# Directions for this task
Look for "name" in each line of the entries, and return the matching lines.
## begin Data provided
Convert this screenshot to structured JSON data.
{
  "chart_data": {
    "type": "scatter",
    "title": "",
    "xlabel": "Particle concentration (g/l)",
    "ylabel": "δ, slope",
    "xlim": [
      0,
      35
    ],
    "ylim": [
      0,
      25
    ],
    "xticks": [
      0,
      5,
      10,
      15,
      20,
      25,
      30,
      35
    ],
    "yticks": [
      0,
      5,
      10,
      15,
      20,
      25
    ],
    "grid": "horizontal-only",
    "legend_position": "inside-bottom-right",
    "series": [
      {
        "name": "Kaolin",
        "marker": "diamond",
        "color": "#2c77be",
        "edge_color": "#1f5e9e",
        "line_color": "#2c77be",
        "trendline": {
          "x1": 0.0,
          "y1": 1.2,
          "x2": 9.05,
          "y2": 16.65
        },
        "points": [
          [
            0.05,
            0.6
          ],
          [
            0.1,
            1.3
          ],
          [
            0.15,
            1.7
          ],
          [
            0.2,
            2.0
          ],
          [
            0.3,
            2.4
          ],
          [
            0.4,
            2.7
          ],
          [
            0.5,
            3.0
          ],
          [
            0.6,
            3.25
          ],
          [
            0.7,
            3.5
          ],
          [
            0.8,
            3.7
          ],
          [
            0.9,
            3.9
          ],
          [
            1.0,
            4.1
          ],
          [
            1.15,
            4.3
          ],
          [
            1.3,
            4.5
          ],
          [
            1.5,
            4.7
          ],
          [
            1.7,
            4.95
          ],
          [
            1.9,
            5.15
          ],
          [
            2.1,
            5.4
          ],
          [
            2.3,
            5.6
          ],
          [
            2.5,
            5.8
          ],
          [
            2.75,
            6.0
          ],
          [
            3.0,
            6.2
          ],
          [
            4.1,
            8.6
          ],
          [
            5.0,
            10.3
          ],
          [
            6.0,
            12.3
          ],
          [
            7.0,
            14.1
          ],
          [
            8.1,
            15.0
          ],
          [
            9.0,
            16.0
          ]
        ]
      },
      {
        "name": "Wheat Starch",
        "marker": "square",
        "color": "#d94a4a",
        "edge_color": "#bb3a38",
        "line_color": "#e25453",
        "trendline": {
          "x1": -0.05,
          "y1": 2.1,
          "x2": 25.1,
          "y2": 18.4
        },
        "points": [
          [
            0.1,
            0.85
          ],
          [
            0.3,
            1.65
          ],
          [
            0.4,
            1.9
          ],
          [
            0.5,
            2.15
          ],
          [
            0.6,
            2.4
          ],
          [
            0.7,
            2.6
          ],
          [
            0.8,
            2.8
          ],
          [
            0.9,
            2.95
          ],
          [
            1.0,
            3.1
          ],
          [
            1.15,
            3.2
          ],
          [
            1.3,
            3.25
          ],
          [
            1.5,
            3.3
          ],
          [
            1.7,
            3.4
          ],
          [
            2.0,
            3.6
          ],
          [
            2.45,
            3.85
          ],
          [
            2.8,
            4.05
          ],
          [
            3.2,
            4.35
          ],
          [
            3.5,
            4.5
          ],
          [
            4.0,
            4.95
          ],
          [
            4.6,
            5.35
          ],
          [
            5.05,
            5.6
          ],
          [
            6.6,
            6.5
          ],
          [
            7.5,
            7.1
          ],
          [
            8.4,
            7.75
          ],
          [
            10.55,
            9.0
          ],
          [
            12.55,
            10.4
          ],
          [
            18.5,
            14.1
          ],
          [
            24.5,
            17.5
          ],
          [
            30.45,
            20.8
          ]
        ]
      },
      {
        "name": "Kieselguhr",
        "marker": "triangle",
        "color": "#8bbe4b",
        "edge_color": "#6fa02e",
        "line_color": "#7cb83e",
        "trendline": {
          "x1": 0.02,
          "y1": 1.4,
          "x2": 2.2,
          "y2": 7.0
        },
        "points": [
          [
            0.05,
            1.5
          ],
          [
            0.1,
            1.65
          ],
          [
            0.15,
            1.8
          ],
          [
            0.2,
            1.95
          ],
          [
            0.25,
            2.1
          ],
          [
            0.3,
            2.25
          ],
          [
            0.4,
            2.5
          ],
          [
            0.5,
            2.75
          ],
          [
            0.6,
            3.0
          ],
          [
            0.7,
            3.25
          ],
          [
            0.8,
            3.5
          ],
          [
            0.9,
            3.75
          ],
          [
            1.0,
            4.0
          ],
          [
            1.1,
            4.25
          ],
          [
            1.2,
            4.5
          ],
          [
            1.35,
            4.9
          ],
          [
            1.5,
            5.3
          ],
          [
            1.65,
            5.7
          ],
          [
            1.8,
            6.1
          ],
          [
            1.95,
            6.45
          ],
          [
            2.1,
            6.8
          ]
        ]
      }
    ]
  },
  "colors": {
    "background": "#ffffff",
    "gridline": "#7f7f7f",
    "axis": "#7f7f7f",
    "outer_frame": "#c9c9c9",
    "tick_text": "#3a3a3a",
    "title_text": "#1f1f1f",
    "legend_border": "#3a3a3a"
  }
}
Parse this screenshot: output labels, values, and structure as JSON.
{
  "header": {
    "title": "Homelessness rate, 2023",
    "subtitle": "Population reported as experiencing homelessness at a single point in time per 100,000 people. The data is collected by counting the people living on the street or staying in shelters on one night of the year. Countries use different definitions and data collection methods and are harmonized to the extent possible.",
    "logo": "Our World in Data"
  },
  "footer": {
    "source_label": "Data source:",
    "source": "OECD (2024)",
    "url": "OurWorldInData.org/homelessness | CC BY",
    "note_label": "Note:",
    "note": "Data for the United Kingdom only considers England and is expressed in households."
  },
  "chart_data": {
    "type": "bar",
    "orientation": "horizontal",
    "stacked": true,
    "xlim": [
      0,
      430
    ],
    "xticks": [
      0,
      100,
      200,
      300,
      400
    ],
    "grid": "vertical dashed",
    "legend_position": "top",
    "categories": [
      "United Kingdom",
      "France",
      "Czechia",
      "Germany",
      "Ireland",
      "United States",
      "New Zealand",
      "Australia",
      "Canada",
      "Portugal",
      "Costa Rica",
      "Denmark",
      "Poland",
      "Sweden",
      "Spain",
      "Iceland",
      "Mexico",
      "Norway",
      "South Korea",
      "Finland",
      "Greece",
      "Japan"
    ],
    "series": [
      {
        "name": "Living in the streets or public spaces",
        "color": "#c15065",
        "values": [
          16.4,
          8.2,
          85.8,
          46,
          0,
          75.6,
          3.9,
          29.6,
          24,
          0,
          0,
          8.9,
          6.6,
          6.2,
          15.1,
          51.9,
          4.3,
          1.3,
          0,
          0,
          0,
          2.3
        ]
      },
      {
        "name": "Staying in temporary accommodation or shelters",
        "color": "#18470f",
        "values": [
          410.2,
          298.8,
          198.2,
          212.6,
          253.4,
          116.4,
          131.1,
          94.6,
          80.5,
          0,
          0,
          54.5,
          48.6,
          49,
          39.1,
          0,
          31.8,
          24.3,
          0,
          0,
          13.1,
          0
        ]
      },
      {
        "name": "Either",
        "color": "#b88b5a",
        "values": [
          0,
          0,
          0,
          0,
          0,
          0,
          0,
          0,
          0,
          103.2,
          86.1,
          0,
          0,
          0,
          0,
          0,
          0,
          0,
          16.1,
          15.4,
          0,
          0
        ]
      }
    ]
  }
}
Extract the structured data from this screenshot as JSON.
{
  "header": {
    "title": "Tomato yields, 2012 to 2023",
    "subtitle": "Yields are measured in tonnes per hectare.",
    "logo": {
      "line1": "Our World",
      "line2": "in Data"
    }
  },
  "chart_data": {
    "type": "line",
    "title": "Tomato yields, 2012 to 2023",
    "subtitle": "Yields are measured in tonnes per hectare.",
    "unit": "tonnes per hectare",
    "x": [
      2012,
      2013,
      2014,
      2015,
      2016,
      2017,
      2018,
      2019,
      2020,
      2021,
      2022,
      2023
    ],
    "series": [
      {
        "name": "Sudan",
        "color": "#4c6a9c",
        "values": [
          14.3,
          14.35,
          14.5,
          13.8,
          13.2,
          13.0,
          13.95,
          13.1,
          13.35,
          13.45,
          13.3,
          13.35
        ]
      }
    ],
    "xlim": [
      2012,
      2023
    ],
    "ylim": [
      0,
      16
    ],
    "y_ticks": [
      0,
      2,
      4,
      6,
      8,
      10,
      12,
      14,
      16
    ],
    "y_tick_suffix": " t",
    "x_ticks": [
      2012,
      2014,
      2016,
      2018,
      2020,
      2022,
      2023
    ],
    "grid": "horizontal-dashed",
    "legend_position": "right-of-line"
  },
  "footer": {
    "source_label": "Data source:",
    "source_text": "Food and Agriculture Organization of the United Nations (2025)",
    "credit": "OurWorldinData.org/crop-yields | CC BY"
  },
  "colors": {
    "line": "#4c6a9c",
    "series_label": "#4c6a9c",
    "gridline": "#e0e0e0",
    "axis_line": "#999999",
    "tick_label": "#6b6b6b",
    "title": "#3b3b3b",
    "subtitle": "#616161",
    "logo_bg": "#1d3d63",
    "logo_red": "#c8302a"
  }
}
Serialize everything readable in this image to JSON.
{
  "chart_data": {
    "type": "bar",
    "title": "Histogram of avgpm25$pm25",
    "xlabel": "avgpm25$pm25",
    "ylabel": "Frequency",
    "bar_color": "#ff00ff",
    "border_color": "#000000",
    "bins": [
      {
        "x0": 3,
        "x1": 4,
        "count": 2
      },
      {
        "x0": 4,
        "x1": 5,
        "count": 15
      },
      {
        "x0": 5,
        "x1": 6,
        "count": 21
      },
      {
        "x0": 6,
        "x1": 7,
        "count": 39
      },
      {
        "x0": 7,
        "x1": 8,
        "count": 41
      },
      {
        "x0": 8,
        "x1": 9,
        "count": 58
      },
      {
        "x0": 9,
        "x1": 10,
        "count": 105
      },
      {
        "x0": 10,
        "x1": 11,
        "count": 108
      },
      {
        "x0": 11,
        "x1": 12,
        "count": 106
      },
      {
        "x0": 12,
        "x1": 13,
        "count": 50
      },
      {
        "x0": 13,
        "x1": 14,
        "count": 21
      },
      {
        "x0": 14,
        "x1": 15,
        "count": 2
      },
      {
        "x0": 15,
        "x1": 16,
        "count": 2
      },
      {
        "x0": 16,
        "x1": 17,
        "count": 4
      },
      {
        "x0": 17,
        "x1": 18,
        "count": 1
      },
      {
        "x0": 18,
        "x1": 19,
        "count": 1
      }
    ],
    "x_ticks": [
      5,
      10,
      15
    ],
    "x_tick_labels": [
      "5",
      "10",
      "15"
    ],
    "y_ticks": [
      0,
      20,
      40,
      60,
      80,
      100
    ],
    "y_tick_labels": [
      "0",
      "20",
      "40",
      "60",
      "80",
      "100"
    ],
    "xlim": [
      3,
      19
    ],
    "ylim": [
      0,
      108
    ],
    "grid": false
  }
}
## end Data provided
# Expected answer
        "name": "Kaolin",
        "name": "Wheat Starch",
        "name": "Kieselguhr",
        "name": "Living in the streets or public spaces",
        "name": "Staying in temporary accommodation or shelters",
        "name": "Either",
        "name": "Sudan",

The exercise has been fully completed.